--- start Data excerpts ---
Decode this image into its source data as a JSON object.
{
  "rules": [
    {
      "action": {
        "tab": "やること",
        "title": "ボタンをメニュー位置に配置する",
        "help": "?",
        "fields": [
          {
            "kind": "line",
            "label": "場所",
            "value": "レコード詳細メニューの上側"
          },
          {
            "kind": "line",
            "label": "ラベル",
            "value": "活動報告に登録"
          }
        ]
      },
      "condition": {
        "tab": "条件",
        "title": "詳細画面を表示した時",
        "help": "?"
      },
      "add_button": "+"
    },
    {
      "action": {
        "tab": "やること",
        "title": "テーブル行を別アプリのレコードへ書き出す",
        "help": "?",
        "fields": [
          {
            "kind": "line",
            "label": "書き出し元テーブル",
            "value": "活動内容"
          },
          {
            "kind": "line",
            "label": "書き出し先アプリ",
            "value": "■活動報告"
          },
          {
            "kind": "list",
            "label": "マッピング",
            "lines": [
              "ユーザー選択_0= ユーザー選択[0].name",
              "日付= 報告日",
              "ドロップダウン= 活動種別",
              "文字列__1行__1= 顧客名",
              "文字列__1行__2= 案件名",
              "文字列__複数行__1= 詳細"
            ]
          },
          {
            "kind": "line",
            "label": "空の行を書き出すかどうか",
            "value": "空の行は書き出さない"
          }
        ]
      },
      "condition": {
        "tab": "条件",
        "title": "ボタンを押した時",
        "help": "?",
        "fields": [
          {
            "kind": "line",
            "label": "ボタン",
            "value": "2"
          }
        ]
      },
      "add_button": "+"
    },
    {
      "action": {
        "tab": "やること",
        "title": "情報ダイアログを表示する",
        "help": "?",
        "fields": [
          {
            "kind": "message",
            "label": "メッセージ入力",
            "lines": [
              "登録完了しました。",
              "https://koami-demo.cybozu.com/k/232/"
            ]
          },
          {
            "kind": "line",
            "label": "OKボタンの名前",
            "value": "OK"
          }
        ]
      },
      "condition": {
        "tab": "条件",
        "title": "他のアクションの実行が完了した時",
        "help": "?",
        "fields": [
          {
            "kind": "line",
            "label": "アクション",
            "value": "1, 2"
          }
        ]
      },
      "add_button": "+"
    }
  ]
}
--- end Data excerpts ---
◆ **Exercise requirements**: Your answer should be a single number: how many lines of the material contain the word "title".

◆ **Response to the exercise**: 6